→ **Work instructions**:
Repeat the material exactly, leaving nothing out.

*** Supplied material ***

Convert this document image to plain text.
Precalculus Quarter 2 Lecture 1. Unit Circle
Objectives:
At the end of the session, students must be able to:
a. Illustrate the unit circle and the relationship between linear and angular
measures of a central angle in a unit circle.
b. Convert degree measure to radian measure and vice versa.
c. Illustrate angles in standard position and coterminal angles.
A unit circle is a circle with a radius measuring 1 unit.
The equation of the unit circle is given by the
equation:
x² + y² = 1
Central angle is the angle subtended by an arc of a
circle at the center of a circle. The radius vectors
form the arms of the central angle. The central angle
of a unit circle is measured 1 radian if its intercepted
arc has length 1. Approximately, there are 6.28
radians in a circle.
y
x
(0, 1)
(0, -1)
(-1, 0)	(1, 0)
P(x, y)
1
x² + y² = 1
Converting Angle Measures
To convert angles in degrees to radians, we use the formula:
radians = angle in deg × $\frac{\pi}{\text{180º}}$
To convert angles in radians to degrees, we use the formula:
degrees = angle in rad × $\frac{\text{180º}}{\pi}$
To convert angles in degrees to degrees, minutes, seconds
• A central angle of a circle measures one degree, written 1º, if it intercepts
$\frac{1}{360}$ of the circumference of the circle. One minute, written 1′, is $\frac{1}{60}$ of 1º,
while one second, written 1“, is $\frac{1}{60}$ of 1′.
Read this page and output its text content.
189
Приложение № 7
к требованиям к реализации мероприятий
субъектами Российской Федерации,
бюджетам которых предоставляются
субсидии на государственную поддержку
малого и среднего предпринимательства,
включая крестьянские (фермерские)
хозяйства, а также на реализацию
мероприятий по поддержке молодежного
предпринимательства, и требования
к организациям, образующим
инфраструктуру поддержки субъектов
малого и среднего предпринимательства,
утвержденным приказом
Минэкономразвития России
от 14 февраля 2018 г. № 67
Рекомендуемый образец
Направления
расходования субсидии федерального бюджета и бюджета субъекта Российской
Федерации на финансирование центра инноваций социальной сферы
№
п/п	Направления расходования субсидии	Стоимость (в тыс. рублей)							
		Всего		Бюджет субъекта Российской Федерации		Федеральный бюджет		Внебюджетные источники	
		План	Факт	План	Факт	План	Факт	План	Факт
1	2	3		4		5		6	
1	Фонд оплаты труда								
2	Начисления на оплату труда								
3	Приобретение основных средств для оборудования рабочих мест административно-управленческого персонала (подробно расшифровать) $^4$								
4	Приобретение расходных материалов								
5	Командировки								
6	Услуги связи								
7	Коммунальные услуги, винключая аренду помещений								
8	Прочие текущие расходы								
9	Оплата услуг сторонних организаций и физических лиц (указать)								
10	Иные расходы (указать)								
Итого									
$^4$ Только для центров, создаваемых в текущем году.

***

→ **Full response**:
Convert this document image to plain text.
Precalculus Quarter 2 Lecture 1. Unit Circle
Objectives:
At the end of the session, students must be able to:
a. Illustrate the unit circle and the relationship between linear and angular
measures of a central angle in a unit circle.
b. Convert degree measure to radian measure and vice versa.
c. Illustrate angles in standard position and coterminal angles.
A unit circle is a circle with a radius measuring 1 unit.
The equation of the unit circle is given by the
equation:
x² + y² = 1
Central angle is the angle subtended by an arc of a
circle at the center of a circle. The radius vectors
form the arms of the central angle. The central angle
of a unit circle is measured 1 radian if its intercepted
arc has length 1. Approximately, there are 6.28
radians in a circle.
y
x
(0, 1)
(0, -1)
(-1, 0)	(1, 0)
P(x, y)
1
x² + y² = 1
Converting Angle Measures
To convert angles in degrees to radians, we use the formula:
radians = angle in deg × $\frac{\pi}{\text{180º}}$
To convert angles in radians to degrees, we use the formula:
degrees = angle in rad × $\frac{\text{180º}}{\pi}$
To convert angles in degrees to degrees, minutes, seconds
• A central angle of a circle measures one degree, written 1º, if it intercepts
$\frac{1}{360}$ of the circumference of the circle. One minute, written 1′, is $\frac{1}{60}$ of 1º,
while one second, written 1“, is $\frac{1}{60}$ of 1′.
Read this page and output its text content.
189
Приложение № 7
к требованиям к реализации мероприятий
субъектами Российской Федерации,
бюджетам которых предоставляются
субсидии на государственную поддержку
малого и среднего предпринимательства,
включая крестьянские (фермерские)
хозяйства, а также на реализацию
мероприятий по поддержке молодежного
предпринимательства, и требования
к организациям, образующим
инфраструктуру поддержки субъектов
малого и среднего предпринимательства,
утвержденным приказом
Минэкономразвития России
от 14 февраля 2018 г. № 67
Рекомендуемый образец
Направления
расходования субсидии федерального бюджета и бюджета субъекта Российской
Федерации на финансирование центра инноваций социальной сферы
№
п/п	Направления расходования субсидии	Стоимость (в тыс. рублей)							
		Всего		Бюджет субъекта Российской Федерации		Федеральный бюджет		Внебюджетные источники	
		План	Факт	План	Факт	План	Факт	План	Факт
1	2	3		4		5		6	
1	Фонд оплаты труда								
2	Начисления на оплату труда								
3	Приобретение основных средств для оборудования рабочих мест административно-управленческого персонала (подробно расшифровать) $^4$								
4	Приобретение расходных материалов								
5	Командировки								
6	Услуги связи								
7	Коммунальные услуги, винключая аренду помещений								
8	Прочие текущие расходы								
9	Оплата услуг сторонних организаций и физических лиц (указать)								
10	Иные расходы (указать)								
Итого									
$^4$ Только для центров, создаваемых в текущем году.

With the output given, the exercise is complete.